- [TASK DESCRIPTION] An exact copy of every record is needed.

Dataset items
**********

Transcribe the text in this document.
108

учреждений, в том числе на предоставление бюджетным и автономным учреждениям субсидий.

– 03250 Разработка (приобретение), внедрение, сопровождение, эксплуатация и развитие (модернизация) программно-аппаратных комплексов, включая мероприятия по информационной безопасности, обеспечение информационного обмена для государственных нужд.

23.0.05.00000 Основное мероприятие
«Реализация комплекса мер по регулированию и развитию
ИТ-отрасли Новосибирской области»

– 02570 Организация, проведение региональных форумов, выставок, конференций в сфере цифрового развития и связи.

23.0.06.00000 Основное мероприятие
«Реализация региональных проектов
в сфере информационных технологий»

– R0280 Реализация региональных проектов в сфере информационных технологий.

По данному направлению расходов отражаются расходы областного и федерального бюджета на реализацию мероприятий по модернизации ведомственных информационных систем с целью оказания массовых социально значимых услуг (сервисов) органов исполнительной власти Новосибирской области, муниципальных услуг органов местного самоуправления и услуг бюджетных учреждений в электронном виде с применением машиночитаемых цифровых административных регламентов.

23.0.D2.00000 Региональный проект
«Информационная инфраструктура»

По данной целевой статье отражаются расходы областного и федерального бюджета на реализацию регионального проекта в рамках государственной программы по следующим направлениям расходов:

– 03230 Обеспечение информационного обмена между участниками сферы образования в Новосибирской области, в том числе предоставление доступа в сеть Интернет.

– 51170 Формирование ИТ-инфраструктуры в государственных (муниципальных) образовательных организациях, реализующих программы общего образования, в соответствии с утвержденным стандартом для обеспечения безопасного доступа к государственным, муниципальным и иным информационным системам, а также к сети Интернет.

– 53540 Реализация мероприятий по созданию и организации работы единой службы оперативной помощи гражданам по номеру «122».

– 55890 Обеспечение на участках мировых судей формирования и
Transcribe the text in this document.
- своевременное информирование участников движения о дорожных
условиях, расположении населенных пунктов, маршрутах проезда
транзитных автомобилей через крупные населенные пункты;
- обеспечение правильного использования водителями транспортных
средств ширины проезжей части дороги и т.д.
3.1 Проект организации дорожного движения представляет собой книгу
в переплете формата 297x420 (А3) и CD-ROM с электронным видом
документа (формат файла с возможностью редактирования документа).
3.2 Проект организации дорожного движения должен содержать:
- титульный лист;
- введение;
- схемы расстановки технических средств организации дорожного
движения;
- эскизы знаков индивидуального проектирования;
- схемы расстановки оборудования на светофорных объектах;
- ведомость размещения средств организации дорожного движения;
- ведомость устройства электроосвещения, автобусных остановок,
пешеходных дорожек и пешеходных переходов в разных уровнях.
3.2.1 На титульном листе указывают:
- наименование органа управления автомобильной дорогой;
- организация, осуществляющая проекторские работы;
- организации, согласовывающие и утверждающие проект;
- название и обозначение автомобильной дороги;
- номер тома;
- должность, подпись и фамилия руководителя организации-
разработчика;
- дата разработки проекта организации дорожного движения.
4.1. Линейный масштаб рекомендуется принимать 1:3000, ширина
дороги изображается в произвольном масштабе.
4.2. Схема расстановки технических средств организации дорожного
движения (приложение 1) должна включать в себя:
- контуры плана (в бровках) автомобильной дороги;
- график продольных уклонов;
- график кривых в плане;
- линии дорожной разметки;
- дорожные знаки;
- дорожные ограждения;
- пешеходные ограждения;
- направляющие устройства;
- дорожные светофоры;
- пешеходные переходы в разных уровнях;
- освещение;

**********

- [THE SOLUTION]
Transcribe the text in this document.
108

учреждений, в том числе на предоставление бюджетным и автономным учреждениям субсидий.

– 03250 Разработка (приобретение), внедрение, сопровождение, эксплуатация и развитие (модернизация) программно-аппаратных комплексов, включая мероприятия по информационной безопасности, обеспечение информационного обмена для государственных нужд.

23.0.05.00000 Основное мероприятие
«Реализация комплекса мер по регулированию и развитию
ИТ-отрасли Новосибирской области»

– 02570 Организация, проведение региональных форумов, выставок, конференций в сфере цифрового развития и связи.

23.0.06.00000 Основное мероприятие
«Реализация региональных проектов
в сфере информационных технологий»

– R0280 Реализация региональных проектов в сфере информационных технологий.

По данному направлению расходов отражаются расходы областного и федерального бюджета на реализацию мероприятий по модернизации ведомственных информационных систем с целью оказания массовых социально значимых услуг (сервисов) органов исполнительной власти Новосибирской области, муниципальных услуг органов местного самоуправления и услуг бюджетных учреждений в электронном виде с применением машиночитаемых цифровых административных регламентов.

23.0.D2.00000 Региональный проект
«Информационная инфраструктура»

По данной целевой статье отражаются расходы областного и федерального бюджета на реализацию регионального проекта в рамках государственной программы по следующим направлениям расходов:

– 03230 Обеспечение информационного обмена между участниками сферы образования в Новосибирской области, в том числе предоставление доступа в сеть Интернет.

– 51170 Формирование ИТ-инфраструктуры в государственных (муниципальных) образовательных организациях, реализующих программы общего образования, в соответствии с утвержденным стандартом для обеспечения безопасного доступа к государственным, муниципальным и иным информационным системам, а также к сети Интернет.

– 53540 Реализация мероприятий по созданию и организации работы единой службы оперативной помощи гражданам по номеру «122».

– 55890 Обеспечение на участках мировых судей формирования и
Transcribe the text in this document.
- своевременное информирование участников движения о дорожных
условиях, расположении населенных пунктов, маршрутах проезда
транзитных автомобилей через крупные населенные пункты;
- обеспечение правильного использования водителями транспортных
средств ширины проезжей части дороги и т.д.
3.1 Проект организации дорожного движения представляет собой книгу
в переплете формата 297x420 (А3) и CD-ROM с электронным видом
документа (формат файла с возможностью редактирования документа).
3.2 Проект организации дорожного движения должен содержать:
- титульный лист;
- введение;
- схемы расстановки технических средств организации дорожного
движения;
- эскизы знаков индивидуального проектирования;
- схемы расстановки оборудования на светофорных объектах;
- ведомость размещения средств организации дорожного движения;
- ведомость устройства электроосвещения, автобусных остановок,
пешеходных дорожек и пешеходных переходов в разных уровнях.
3.2.1 На титульном листе указывают:
- наименование органа управления автомобильной дорогой;
- организация, осуществляющая проекторские работы;
- организации, согласовывающие и утверждающие проект;
- название и обозначение автомобильной дороги;
- номер тома;
- должность, подпись и фамилия руководителя организации-
разработчика;
- дата разработки проекта организации дорожного движения.
4.1. Линейный масштаб рекомендуется принимать 1:3000, ширина
дороги изображается в произвольном масштабе.
4.2. Схема расстановки технических средств организации дорожного
движения (приложение 1) должна включать в себя:
- контуры плана (в бровках) автомобильной дороги;
- график продольных уклонов;
- график кривых в плане;
- линии дорожной разметки;
- дорожные знаки;
- дорожные ограждения;
- пешеходные ограждения;
- направляющие устройства;
- дорожные светофоры;
- пешеходные переходы в разных уровнях;
- освещение;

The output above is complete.